AIM OF THE TASK
From the entries below, report how many lines contain the string "left". Give only that number.

SUPPLIED MATERIAL
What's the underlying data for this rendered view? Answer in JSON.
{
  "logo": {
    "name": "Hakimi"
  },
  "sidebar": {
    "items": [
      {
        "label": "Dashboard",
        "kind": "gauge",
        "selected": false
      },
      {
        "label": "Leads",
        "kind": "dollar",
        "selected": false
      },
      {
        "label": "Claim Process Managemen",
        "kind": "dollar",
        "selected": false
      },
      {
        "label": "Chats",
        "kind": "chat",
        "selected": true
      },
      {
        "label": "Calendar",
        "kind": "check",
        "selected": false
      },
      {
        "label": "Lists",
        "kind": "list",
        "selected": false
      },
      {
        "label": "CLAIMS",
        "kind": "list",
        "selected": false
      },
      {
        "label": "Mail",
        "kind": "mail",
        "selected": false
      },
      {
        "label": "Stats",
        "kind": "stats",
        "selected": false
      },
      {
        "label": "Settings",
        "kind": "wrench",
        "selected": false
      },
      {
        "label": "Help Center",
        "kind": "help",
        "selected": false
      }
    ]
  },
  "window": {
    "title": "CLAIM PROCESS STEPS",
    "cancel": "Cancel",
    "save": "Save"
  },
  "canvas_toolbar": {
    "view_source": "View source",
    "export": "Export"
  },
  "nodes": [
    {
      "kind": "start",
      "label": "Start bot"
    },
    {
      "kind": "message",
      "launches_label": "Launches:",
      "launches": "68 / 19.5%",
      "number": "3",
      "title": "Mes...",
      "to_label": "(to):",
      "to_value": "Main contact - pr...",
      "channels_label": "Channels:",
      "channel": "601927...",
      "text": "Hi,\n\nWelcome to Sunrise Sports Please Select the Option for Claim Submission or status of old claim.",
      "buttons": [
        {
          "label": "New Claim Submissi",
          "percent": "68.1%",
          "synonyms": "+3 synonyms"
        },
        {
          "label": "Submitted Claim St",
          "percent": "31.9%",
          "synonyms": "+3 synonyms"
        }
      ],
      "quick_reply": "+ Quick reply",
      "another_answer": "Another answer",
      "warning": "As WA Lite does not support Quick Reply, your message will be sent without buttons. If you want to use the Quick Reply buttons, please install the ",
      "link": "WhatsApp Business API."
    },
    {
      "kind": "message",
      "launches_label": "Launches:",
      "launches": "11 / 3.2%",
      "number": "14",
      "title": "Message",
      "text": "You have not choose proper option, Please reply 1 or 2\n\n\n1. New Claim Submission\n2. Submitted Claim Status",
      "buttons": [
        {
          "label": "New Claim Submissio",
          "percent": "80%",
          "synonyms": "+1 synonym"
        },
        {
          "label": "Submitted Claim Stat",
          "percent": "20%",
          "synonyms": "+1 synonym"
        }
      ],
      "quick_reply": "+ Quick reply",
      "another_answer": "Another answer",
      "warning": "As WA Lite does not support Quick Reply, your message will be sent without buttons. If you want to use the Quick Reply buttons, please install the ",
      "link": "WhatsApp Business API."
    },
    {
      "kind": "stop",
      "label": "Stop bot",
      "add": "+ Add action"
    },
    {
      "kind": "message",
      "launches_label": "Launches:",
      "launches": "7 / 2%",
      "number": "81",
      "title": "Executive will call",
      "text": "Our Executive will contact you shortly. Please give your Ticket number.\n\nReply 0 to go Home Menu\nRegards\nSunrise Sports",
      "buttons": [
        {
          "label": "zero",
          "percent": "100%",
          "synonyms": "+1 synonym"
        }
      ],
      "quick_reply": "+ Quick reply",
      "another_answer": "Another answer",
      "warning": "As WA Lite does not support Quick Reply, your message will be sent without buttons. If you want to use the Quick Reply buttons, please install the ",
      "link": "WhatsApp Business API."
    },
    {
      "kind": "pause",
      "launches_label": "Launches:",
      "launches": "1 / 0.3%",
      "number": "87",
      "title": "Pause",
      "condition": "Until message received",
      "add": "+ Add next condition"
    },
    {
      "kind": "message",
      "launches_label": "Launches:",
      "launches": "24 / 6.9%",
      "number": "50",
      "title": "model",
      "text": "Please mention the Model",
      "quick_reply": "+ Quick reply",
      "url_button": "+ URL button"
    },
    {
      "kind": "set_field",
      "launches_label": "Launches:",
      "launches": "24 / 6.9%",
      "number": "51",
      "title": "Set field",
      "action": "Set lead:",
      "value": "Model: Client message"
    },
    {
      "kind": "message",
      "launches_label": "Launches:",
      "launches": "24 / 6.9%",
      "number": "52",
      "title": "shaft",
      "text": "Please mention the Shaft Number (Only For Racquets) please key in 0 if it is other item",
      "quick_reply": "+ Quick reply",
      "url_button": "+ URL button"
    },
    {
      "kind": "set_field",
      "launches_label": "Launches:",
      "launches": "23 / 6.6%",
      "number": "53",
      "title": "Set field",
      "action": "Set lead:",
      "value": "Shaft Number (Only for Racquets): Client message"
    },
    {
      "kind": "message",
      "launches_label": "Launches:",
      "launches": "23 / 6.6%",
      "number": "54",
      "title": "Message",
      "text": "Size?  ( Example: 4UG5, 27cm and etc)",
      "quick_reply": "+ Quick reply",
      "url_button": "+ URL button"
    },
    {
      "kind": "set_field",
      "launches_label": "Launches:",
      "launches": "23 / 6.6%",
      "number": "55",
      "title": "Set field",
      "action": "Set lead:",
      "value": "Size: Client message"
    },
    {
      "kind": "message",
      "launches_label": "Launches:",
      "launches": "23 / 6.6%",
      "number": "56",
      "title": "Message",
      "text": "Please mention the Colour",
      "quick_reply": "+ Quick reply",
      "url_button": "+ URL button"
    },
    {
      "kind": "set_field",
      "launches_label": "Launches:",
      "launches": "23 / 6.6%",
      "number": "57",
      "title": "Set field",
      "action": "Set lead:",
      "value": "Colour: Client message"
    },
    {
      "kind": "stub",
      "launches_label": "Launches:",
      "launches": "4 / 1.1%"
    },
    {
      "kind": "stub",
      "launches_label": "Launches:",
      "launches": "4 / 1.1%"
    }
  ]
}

--

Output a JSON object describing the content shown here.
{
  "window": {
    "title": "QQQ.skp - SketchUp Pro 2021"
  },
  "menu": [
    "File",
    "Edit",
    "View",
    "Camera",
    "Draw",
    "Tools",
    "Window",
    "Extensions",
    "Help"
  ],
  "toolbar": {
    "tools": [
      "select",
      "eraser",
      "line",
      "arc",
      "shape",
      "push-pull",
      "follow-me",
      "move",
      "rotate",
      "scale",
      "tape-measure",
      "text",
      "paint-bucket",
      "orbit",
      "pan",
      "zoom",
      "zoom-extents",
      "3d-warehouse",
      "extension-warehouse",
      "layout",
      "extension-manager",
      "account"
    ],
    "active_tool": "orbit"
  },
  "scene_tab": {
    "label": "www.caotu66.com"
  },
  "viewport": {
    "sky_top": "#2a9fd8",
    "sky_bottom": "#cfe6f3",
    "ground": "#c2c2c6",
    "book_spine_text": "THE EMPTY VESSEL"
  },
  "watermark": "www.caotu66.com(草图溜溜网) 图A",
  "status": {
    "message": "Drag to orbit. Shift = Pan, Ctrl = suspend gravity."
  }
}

==

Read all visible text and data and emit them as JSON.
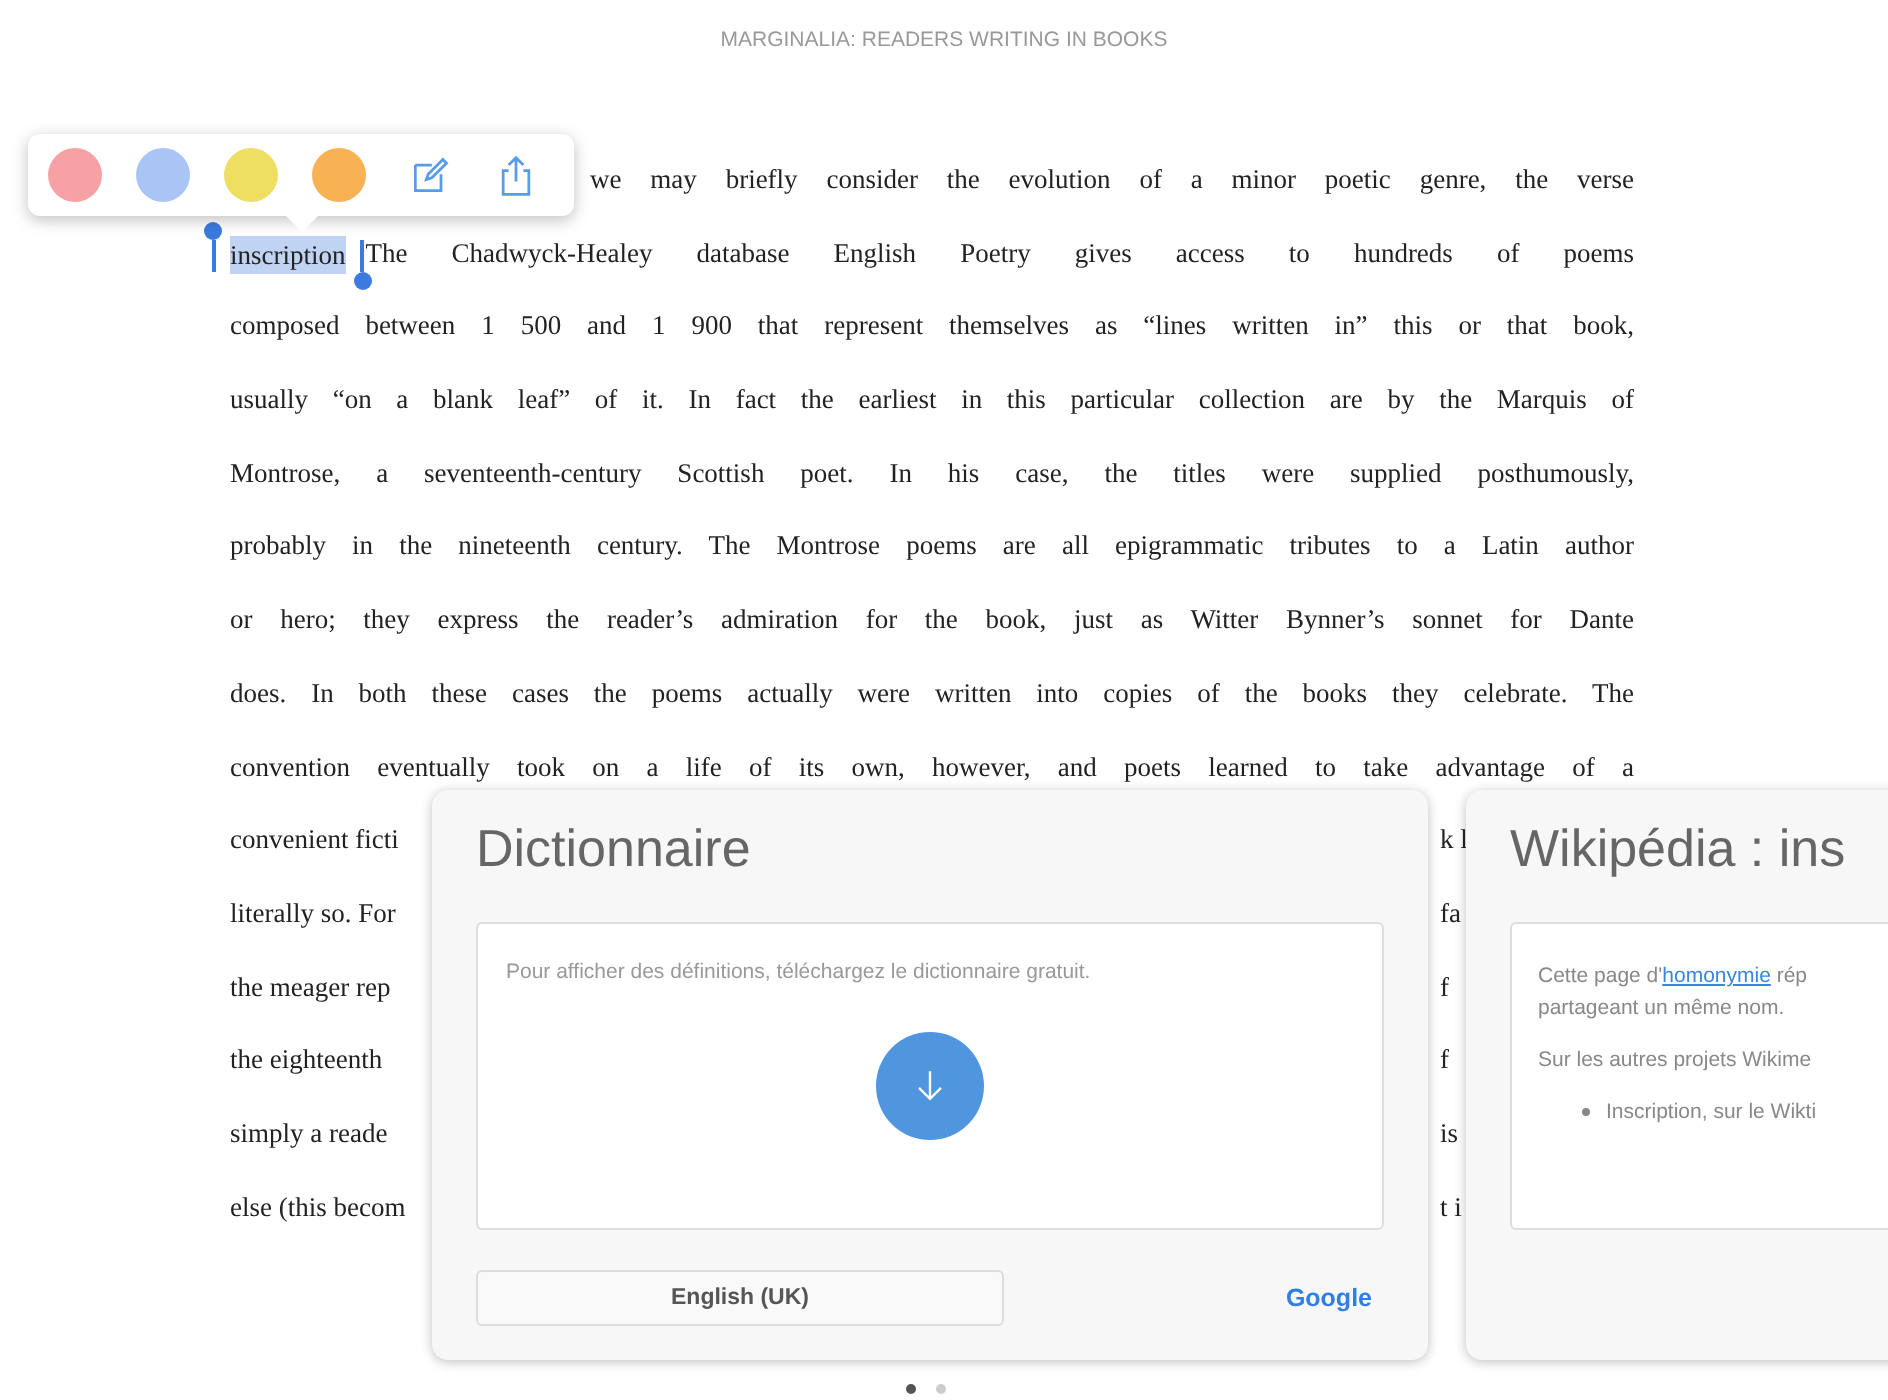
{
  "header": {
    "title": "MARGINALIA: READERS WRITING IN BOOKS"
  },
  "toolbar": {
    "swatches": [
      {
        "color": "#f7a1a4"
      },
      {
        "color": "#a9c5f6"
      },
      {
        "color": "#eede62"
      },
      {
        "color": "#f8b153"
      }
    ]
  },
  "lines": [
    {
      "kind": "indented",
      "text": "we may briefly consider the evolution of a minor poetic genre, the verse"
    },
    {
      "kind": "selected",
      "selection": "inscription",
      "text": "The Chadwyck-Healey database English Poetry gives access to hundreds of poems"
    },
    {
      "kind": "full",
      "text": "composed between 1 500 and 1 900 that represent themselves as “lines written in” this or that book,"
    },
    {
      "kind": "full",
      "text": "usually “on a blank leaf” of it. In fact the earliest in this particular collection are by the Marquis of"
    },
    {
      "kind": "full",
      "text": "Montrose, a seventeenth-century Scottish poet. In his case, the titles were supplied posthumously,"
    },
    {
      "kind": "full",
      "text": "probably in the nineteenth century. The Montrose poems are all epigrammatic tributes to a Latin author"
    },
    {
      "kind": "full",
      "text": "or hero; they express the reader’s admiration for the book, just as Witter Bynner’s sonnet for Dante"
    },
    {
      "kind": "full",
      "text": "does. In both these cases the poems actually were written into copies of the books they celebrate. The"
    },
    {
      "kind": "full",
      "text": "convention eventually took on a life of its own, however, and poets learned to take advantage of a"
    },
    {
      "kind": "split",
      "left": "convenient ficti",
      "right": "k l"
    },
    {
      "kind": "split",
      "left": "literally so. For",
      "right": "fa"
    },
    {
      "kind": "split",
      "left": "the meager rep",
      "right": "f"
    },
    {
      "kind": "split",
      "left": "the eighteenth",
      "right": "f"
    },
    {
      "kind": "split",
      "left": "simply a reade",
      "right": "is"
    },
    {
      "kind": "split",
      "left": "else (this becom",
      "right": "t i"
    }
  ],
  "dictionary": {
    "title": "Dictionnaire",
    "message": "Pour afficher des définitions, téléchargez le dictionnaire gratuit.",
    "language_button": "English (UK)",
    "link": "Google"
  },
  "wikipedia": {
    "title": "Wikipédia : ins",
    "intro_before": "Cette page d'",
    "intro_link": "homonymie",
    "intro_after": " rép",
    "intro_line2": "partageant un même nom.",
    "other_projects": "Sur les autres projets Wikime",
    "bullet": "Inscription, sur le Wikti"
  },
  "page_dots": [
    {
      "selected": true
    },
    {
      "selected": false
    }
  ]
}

RESPONSE TO THE EXERCISE
6